> **Problem description**:
Repeat everything in the material exactly.

> **The records**:
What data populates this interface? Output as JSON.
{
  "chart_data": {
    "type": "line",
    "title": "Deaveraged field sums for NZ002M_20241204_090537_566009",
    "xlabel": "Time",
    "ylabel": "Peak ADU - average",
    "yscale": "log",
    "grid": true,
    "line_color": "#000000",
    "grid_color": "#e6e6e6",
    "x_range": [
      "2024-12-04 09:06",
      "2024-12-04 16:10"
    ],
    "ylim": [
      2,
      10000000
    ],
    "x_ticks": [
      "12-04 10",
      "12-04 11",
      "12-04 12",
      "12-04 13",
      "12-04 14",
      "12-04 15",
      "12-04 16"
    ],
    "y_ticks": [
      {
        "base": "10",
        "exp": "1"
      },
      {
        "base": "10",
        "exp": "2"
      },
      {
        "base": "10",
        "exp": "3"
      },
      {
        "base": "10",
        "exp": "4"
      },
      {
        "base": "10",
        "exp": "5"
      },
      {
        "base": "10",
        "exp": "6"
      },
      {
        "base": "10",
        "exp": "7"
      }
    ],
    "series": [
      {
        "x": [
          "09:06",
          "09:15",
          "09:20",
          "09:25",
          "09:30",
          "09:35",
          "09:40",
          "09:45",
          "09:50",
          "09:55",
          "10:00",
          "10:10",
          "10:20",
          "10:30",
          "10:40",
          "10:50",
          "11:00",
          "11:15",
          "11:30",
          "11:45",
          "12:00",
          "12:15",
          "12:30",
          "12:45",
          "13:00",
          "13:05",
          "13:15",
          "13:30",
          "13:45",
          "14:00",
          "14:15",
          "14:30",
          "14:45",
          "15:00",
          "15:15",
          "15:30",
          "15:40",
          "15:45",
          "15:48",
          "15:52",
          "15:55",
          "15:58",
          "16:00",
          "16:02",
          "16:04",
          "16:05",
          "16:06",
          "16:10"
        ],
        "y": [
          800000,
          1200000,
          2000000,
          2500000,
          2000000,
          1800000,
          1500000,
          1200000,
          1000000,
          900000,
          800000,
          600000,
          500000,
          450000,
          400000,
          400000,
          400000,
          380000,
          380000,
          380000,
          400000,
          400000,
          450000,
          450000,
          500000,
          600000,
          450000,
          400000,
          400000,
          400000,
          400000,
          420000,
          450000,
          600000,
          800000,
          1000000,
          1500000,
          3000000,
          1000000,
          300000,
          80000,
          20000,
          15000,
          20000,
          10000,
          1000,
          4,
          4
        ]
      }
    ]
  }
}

> **Exercise result**:
What data populates this interface? Output as JSON.
{
  "chart_data": {
    "type": "line",
    "title": "Deaveraged field sums for NZ002M_20241204_090537_566009",
    "xlabel": "Time",
    "ylabel": "Peak ADU - average",
    "yscale": "log",
    "grid": true,
    "line_color": "#000000",
    "grid_color": "#e6e6e6",
    "x_range": [
      "2024-12-04 09:06",
      "2024-12-04 16:10"
    ],
    "ylim": [
      2,
      10000000
    ],
    "x_ticks": [
      "12-04 10",
      "12-04 11",
      "12-04 12",
      "12-04 13",
      "12-04 14",
      "12-04 15",
      "12-04 16"
    ],
    "y_ticks": [
      {
        "base": "10",
        "exp": "1"
      },
      {
        "base": "10",
        "exp": "2"
      },
      {
        "base": "10",
        "exp": "3"
      },
      {
        "base": "10",
        "exp": "4"
      },
      {
        "base": "10",
        "exp": "5"
      },
      {
        "base": "10",
        "exp": "6"
      },
      {
        "base": "10",
        "exp": "7"
      }
    ],
    "series": [
      {
        "x": [
          "09:06",
          "09:15",
          "09:20",
          "09:25",
          "09:30",
          "09:35",
          "09:40",
          "09:45",
          "09:50",
          "09:55",
          "10:00",
          "10:10",
          "10:20",
          "10:30",
          "10:40",
          "10:50",
          "11:00",
          "11:15",
          "11:30",
          "11:45",
          "12:00",
          "12:15",
          "12:30",
          "12:45",
          "13:00",
          "13:05",
          "13:15",
          "13:30",
          "13:45",
          "14:00",
          "14:15",
          "14:30",
          "14:45",
          "15:00",
          "15:15",
          "15:30",
          "15:40",
          "15:45",
          "15:48",
          "15:52",
          "15:55",
          "15:58",
          "16:00",
          "16:02",
          "16:04",
          "16:05",
          "16:06",
          "16:10"
        ],
        "y": [
          800000,
          1200000,
          2000000,
          2500000,
          2000000,
          1800000,
          1500000,
          1200000,
          1000000,
          900000,
          800000,
          600000,
          500000,
          450000,
          400000,
          400000,
          400000,
          380000,
          380000,
          380000,
          400000,
          400000,
          450000,
          450000,
          500000,
          600000,
          450000,
          400000,
          400000,
          400000,
          400000,
          420000,
          450000,
          600000,
          800000,
          1000000,
          1500000,
          3000000,
          1000000,
          300000,
          80000,
          20000,
          15000,
          20000,
          10000,
          1000,
          4,
          4
        ]
      }
    ]
  }
}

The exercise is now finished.